#### [Testo]
········
C'è affarismo in America

L’America di Trump un secolo e mezzo fa? O è l’America di sempre? Ciclica naturalmente, con alti e bassi e deviazioni, come tutto, con aperture e chiusure, generosa e truce, onesta e corrotta, puritana e svergognata, democratica e non. Però, questo sì, sempre America dal destino speciale, non uno fra i tanti. Un po’ missionaria si direbbe - anche nel faceto Twain, di questo e altri libri.
“The Gilded Age” è il titolo, l’età dell’oro, ma non nel senso classico, dell’eden, in quello proprio, del materiale, della ricchezza. Un romanzo che ha dato il nome a un’epoca, gli anni 1870, che si sarebbero meglio detti in America della Ricostruzione, poiché successivi alla guerra civile, ma furono invece anni di corsa all’arricchimento facile e di corruzione. Gli anni delle due presidenze di Ulysses Grant (1869-1877), dell’affarismo, della corruzione politica, della “conquista del West”, violenta - lo stesso Twain, fra i tanti mestieri, aveva fatto anche il cercatore d’oro. Già sanzionata dal padre riconosciuto della patria poetica Walt Whitman, e successivamente da altro poeta celebrato, James Russell Lowell, nella “Ode al Quattro Luglio”.
········
#### [Dati del compito]

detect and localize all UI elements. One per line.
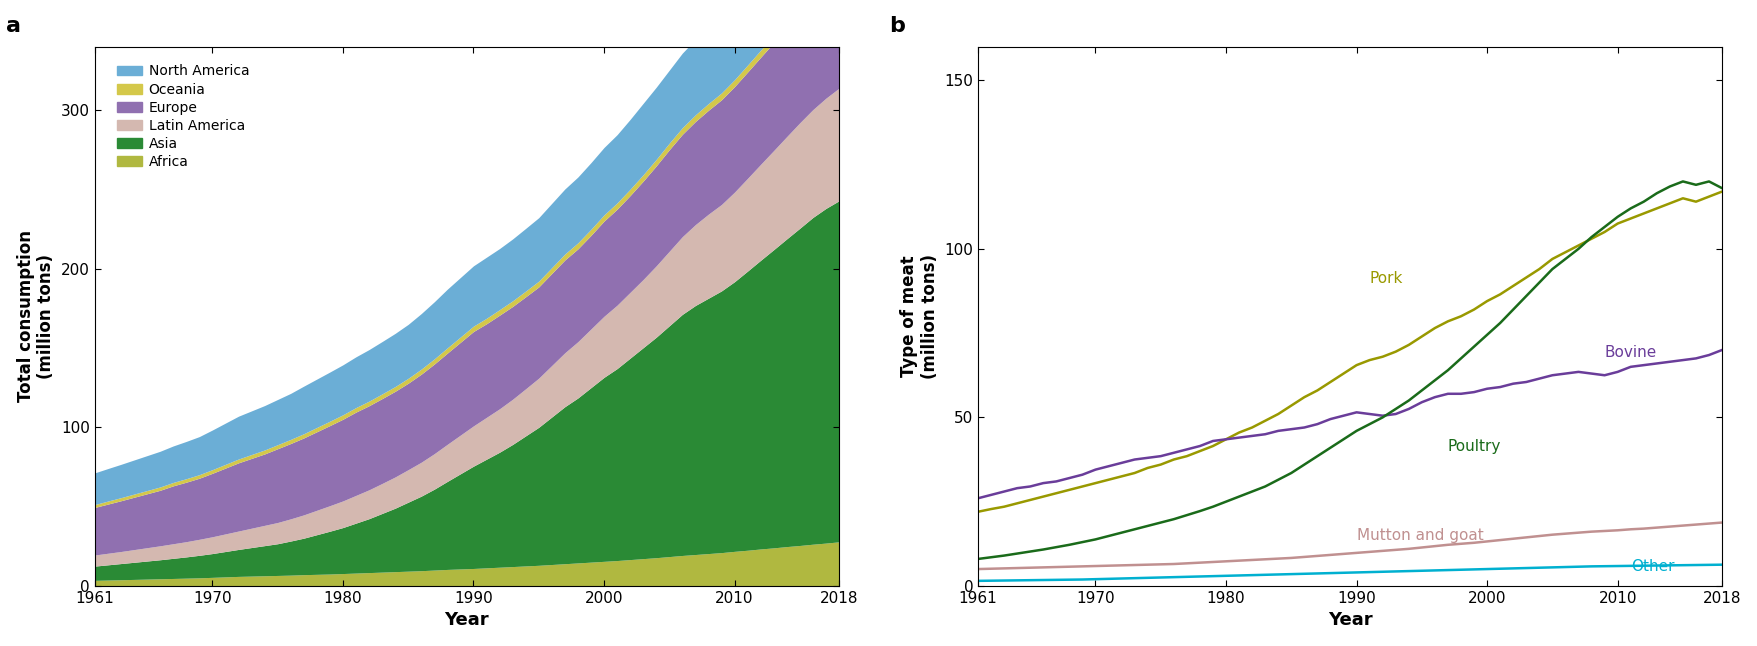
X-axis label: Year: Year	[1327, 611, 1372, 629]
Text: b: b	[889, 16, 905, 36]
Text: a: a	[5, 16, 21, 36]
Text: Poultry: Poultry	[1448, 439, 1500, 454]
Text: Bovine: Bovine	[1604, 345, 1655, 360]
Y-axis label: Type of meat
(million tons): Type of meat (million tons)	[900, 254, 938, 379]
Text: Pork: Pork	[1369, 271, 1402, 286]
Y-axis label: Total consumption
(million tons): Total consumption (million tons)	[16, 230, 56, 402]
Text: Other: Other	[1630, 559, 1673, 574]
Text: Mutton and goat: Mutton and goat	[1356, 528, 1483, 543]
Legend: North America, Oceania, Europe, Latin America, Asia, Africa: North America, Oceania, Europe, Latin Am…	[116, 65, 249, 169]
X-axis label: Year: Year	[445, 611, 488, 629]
········
#### [Istruzione scritta A]
Riproduci integralmente il testo sull'età dorata americana, senza cambiare nulla.
#### [Istruzione scritta B]
Seleziona dai record ogni riga in cui compare la stringa "label" e copiala. Maiuscole e minuscole contano.

#### [Risposta A]
C'è affarismo in America

L’America di Trump un secolo e mezzo fa? O è l’America di sempre? Ciclica naturalmente, con alti e bassi e deviazioni, come tutto, con aperture e chiusure, generosa e truce, onesta e corrotta, puritana e svergognata, democratica e non. Però, questo sì, sempre America dal destino speciale, non uno fra i tanti. Un po’ missionaria si direbbe - anche nel faceto Twain, di questo e altri libri.
“The Gilded Age” è il titolo, l’età dell’oro, ma non nel senso classico, dell’eden, in quello proprio, del materiale, della ricchezza. Un romanzo che ha dato il nome a un’epoca, gli anni 1870, che si sarebbero meglio detti in America della Ricostruzione, poiché successivi alla guerra civile, ma furono invece anni di corsa all’arricchimento facile e di corruzione. Gli anni delle due presidenze di Ulysses Grant (1869-1877), dell’affarismo, della corruzione politica, della “conquista del West”, violenta - lo stesso Twain, fra i tanti mestieri, aveva fatto anche il cercatore d’oro. Già sanzionata dal padre riconosciuto della patria poetica Walt Whitman, e successivamente da altro poeta celebrato, James Russell Lowell, nella “Ode al Quattro Luglio”.

#### [Risposta B]
X-axis label: Year: Year	[1327, 611, 1372, 629]
Y-axis label: Type of meat
Y-axis label: Total consumption
X-axis label: Year: Year	[445, 611, 488, 629]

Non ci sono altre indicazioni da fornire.